AIM → Print each line exactly as it is given.

RECORDS SHOWN →
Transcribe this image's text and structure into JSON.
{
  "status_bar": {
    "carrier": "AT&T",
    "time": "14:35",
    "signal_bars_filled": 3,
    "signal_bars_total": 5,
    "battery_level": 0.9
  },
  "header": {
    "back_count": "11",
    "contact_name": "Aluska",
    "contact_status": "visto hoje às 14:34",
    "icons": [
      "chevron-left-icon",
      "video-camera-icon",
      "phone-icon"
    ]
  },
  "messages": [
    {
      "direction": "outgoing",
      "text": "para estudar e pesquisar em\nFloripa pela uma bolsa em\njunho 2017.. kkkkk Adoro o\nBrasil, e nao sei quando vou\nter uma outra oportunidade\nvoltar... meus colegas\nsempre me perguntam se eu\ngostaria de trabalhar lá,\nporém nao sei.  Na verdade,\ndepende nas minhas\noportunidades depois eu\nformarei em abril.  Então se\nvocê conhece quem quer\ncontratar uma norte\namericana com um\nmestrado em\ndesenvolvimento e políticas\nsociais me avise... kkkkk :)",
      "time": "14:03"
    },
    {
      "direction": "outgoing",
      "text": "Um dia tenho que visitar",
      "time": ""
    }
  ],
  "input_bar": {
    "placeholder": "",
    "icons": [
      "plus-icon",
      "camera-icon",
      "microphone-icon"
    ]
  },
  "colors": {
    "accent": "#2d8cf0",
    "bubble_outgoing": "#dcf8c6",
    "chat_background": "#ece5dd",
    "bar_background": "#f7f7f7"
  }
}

WRITTEN REPLY →
Transcribe this image's text and structure into JSON.
{
  "status_bar": {
    "carrier": "AT&T",
    "time": "14:35",
    "signal_bars_filled": 3,
    "signal_bars_total": 5,
    "battery_level": 0.9
  },
  "header": {
    "back_count": "11",
    "contact_name": "Aluska",
    "contact_status": "visto hoje às 14:34",
    "icons": [
      "chevron-left-icon",
      "video-camera-icon",
      "phone-icon"
    ]
  },
  "messages": [
    {
      "direction": "outgoing",
      "text": "para estudar e pesquisar em\nFloripa pela uma bolsa em\njunho 2017.. kkkkk Adoro o\nBrasil, e nao sei quando vou\nter uma outra oportunidade\nvoltar... meus colegas\nsempre me perguntam se eu\ngostaria de trabalhar lá,\nporém nao sei.  Na verdade,\ndepende nas minhas\noportunidades depois eu\nformarei em abril.  Então se\nvocê conhece quem quer\ncontratar uma norte\namericana com um\nmestrado em\ndesenvolvimento e políticas\nsociais me avise... kkkkk :)",
      "time": "14:03"
    },
    {
      "direction": "outgoing",
      "text": "Um dia tenho que visitar",
      "time": ""
    }
  ],
  "input_bar": {
    "placeholder": "",
    "icons": [
      "plus-icon",
      "camera-icon",
      "microphone-icon"
    ]
  },
  "colors": {
    "accent": "#2d8cf0",
    "bubble_outgoing": "#dcf8c6",
    "chat_background": "#ece5dd",
    "bar_background": "#f7f7f7"
  }
}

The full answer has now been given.